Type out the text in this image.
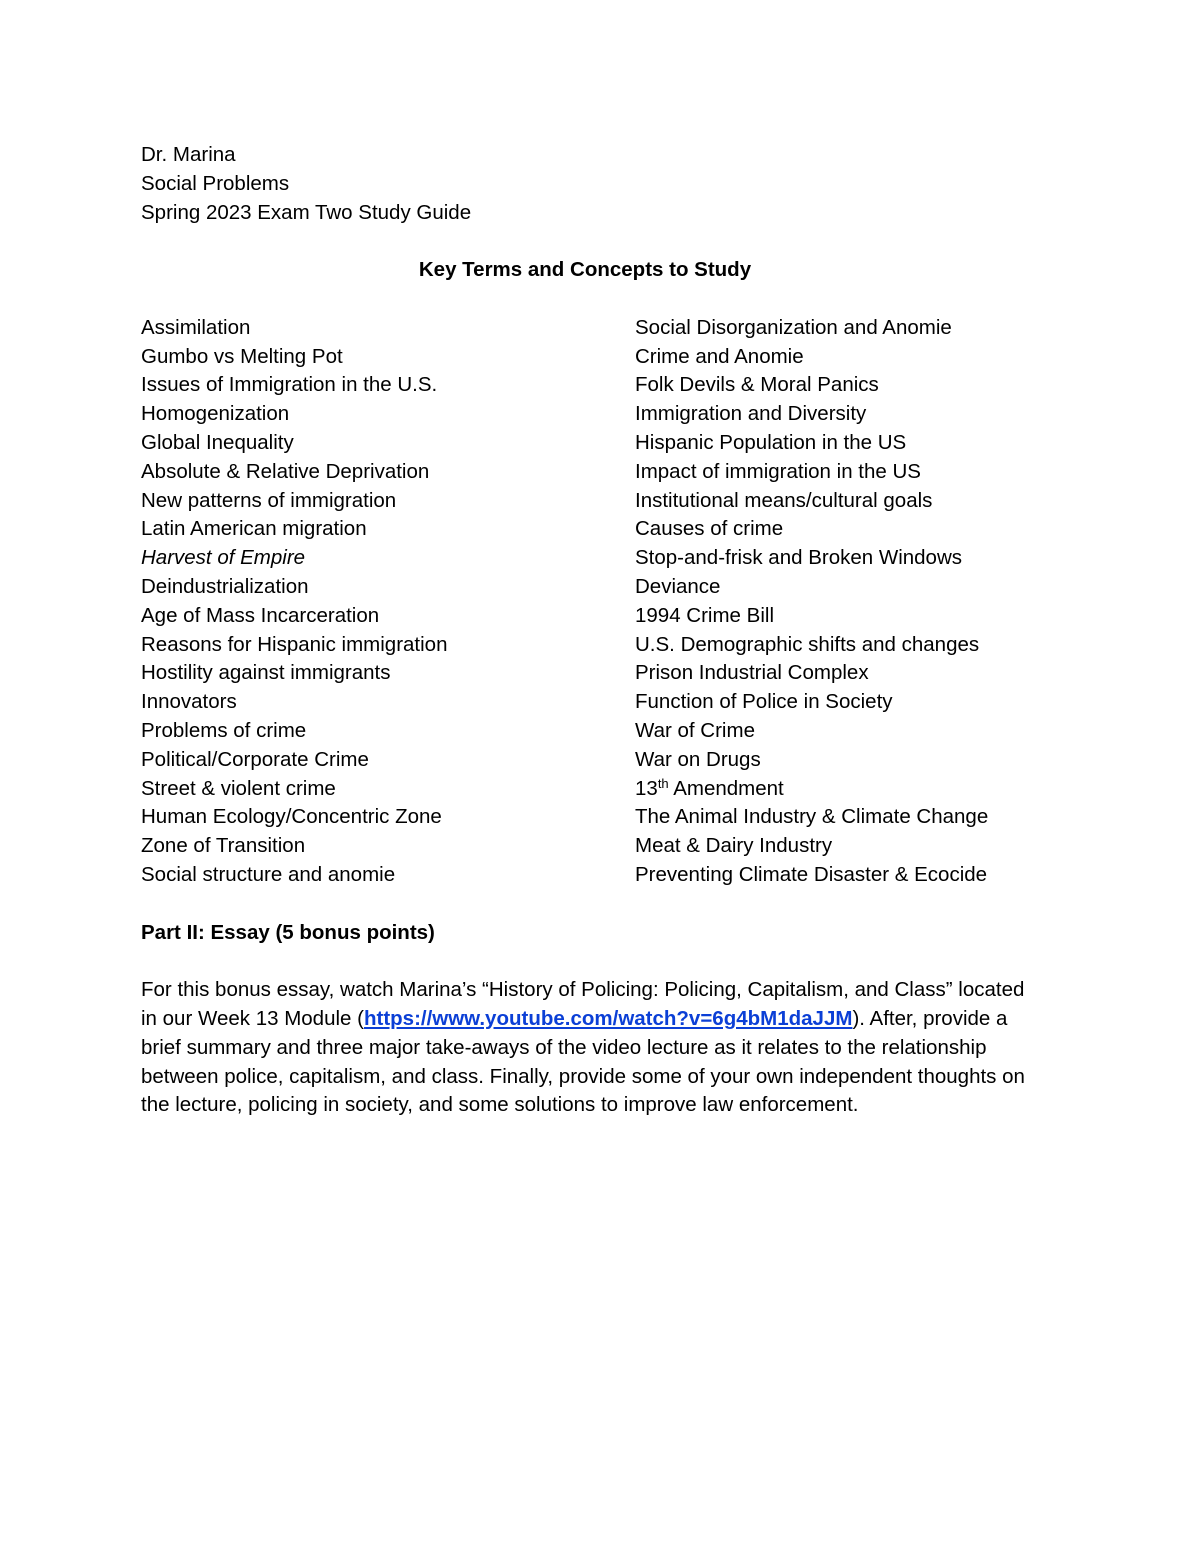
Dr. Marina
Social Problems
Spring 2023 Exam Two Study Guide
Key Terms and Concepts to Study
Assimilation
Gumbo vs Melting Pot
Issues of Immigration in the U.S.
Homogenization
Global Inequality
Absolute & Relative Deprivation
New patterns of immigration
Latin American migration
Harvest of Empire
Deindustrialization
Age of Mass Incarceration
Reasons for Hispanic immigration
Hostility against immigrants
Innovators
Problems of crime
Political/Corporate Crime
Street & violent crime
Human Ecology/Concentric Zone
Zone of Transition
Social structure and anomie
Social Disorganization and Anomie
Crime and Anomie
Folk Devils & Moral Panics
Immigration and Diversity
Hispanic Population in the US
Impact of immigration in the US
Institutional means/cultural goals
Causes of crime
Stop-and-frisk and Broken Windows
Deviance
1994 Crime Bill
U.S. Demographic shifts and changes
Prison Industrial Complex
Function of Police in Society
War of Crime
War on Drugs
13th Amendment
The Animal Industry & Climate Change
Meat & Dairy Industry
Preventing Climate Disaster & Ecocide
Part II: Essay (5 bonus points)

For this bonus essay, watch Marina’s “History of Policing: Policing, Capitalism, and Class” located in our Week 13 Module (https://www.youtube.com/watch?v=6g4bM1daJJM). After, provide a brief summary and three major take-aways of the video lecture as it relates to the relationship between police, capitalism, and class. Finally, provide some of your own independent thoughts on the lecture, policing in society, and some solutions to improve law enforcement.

------------------------------------------------------------------------

» **Directive**: Which lines of the data include "Zone"? Copy each of them.

» **Expected answer**:
Human Ecology/Concentric Zone
Zone of Transition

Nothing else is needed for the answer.